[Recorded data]
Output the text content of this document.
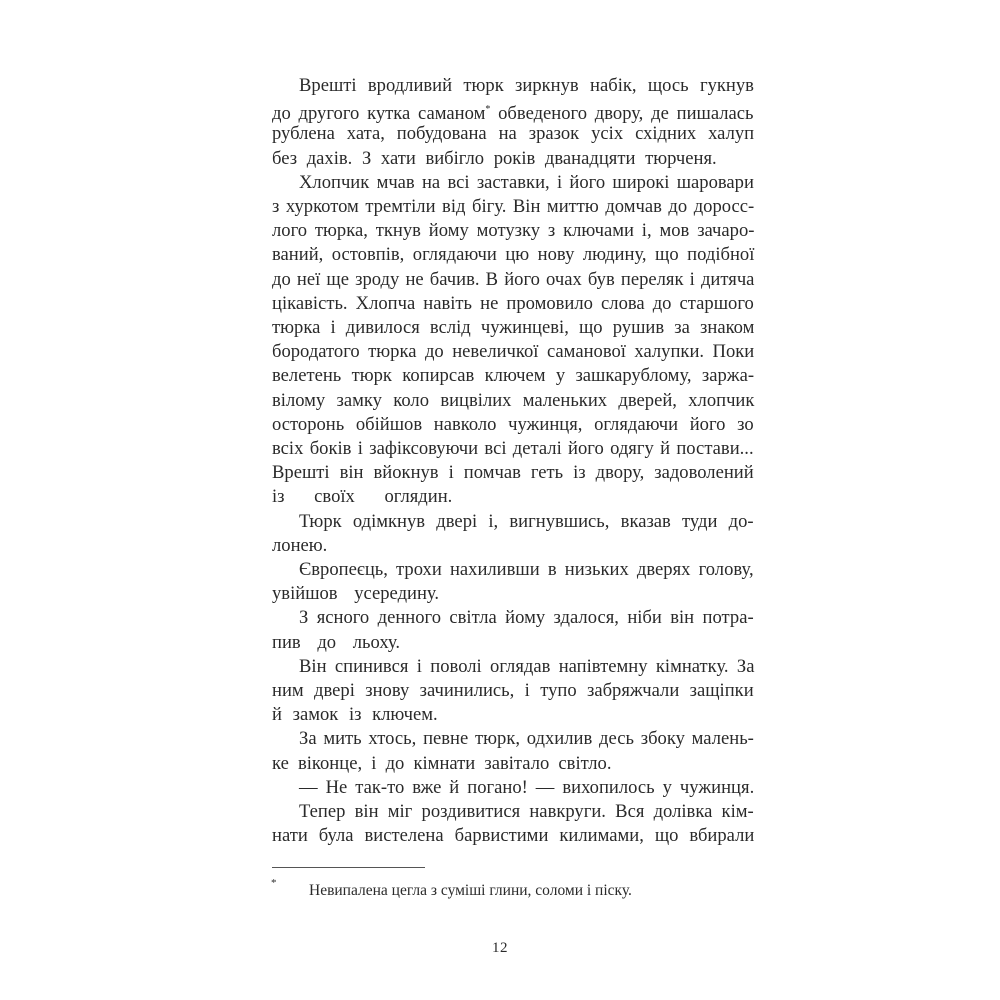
Врешті вродливий тюрк зиркнув набік, щось гукнув
до другого кутка саманом* обведеного двору, де пишалась
рублена хата, побудована на зразок усіх східних халуп
без дахів. З хати вибігло років дванадцяти тюрченя.
Хлопчик мчав на всі заставки, і його широкі шаровари
з хуркотом тремтіли від бігу. Він миттю домчав до доросс-
лого тюрка, ткнув йому мотузку з ключами і, мов зачаро-
ваний, остовпів, оглядаючи цю нову людину, що подібної
до неї ще зроду не бачив. В його очах був переляк і дитяча
цікавість. Хлопча навіть не промовило слова до старшого
тюрка і дивилося вслід чужинцеві, що рушив за знаком
бородатого тюрка до невеличкої саманової халупки. Поки
велетень тюрк копирсав ключем у зашкарублому, заржа-
вілому замку коло вицвілих маленьких дверей, хлопчик
осторонь обійшов навколо чужинця, оглядаючи його зо
всіх боків і зафіксовуючи всі деталі його одягу й постави...
Врешті він вйокнув і помчав геть із двору, задоволений
із своїх оглядин.
Тюрк одімкнув двері і, вигнувшись, вказав туди до-
лонею.
Європеєць, трохи нахиливши в низьких дверях голову,
увійшов усередину.
З ясного денного світла йому здалося, ніби він потра-
пив до льоху.
Він спинився і поволі оглядав напівтемну кімнатку. За
ним двері знову зачинились, і тупо забряжчали защіпки
й замок із ключем.
За мить хтось, певне тюрк, одхилив десь збоку малень-
ке віконце, і до кімнати завітало світло.
— Не так-то вже й погано! — вихопилось у чужинця.
Тепер він міг роздивитися навкруги. Вся долівка кім-
нати була вистелена барвистими килимами, що вбирали
* Невипалена цегла з суміші глини, соломи і піску.
12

### [To be done]
Gather each line in the data that holds the string "оглядаючи".

### [Exercise response]
ваний, остовпів, оглядаючи цю нову людину, що подібної
осторонь обійшов навколо чужинця, оглядаючи його зо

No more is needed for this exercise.